> _Records shown_:
◆ ◆ ◆

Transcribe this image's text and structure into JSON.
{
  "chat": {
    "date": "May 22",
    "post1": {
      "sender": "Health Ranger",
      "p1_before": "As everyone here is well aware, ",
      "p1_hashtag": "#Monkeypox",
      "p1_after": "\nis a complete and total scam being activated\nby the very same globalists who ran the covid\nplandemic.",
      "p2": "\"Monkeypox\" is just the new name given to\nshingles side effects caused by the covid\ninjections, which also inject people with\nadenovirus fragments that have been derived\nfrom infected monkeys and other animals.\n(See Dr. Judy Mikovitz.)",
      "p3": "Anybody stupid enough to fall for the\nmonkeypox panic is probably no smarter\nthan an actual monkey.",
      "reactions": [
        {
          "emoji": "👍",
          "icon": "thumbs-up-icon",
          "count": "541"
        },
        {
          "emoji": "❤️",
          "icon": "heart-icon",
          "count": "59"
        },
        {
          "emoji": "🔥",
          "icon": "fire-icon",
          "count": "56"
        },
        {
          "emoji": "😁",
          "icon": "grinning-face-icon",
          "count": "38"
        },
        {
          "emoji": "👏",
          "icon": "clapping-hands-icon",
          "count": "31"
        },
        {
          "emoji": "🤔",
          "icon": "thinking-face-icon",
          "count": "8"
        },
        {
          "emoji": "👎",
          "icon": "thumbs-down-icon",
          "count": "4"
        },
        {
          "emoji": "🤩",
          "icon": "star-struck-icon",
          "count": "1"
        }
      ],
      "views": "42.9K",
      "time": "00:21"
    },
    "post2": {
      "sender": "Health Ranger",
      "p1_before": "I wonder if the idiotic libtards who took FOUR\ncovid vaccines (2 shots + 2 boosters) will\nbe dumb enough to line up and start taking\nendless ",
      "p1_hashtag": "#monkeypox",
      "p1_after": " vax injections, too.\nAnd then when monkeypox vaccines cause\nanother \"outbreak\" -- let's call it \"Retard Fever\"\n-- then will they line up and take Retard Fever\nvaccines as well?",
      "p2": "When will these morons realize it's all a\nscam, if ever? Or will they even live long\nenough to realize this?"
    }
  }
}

◆ ◆ ◆

> _What you have to do_: Each record must be repeated exactly as it is.

> _Final answer_:
Transcribe this image's text and structure into JSON.
{
  "chat": {
    "date": "May 22",
    "post1": {
      "sender": "Health Ranger",
      "p1_before": "As everyone here is well aware, ",
      "p1_hashtag": "#Monkeypox",
      "p1_after": "\nis a complete and total scam being activated\nby the very same globalists who ran the covid\nplandemic.",
      "p2": "\"Monkeypox\" is just the new name given to\nshingles side effects caused by the covid\ninjections, which also inject people with\nadenovirus fragments that have been derived\nfrom infected monkeys and other animals.\n(See Dr. Judy Mikovitz.)",
      "p3": "Anybody stupid enough to fall for the\nmonkeypox panic is probably no smarter\nthan an actual monkey.",
      "reactions": [
        {
          "emoji": "👍",
          "icon": "thumbs-up-icon",
          "count": "541"
        },
        {
          "emoji": "❤️",
          "icon": "heart-icon",
          "count": "59"
        },
        {
          "emoji": "🔥",
          "icon": "fire-icon",
          "count": "56"
        },
        {
          "emoji": "😁",
          "icon": "grinning-face-icon",
          "count": "38"
        },
        {
          "emoji": "👏",
          "icon": "clapping-hands-icon",
          "count": "31"
        },
        {
          "emoji": "🤔",
          "icon": "thinking-face-icon",
          "count": "8"
        },
        {
          "emoji": "👎",
          "icon": "thumbs-down-icon",
          "count": "4"
        },
        {
          "emoji": "🤩",
          "icon": "star-struck-icon",
          "count": "1"
        }
      ],
      "views": "42.9K",
      "time": "00:21"
    },
    "post2": {
      "sender": "Health Ranger",
      "p1_before": "I wonder if the idiotic libtards who took FOUR\ncovid vaccines (2 shots + 2 boosters) will\nbe dumb enough to line up and start taking\nendless ",
      "p1_hashtag": "#monkeypox",
      "p1_after": " vax injections, too.\nAnd then when monkeypox vaccines cause\nanother \"outbreak\" -- let's call it \"Retard Fever\"\n-- then will they line up and take Retard Fever\nvaccines as well?",
      "p2": "When will these morons realize it's all a\nscam, if ever? Or will they even live long\nenough to realize this?"
    }
  }
}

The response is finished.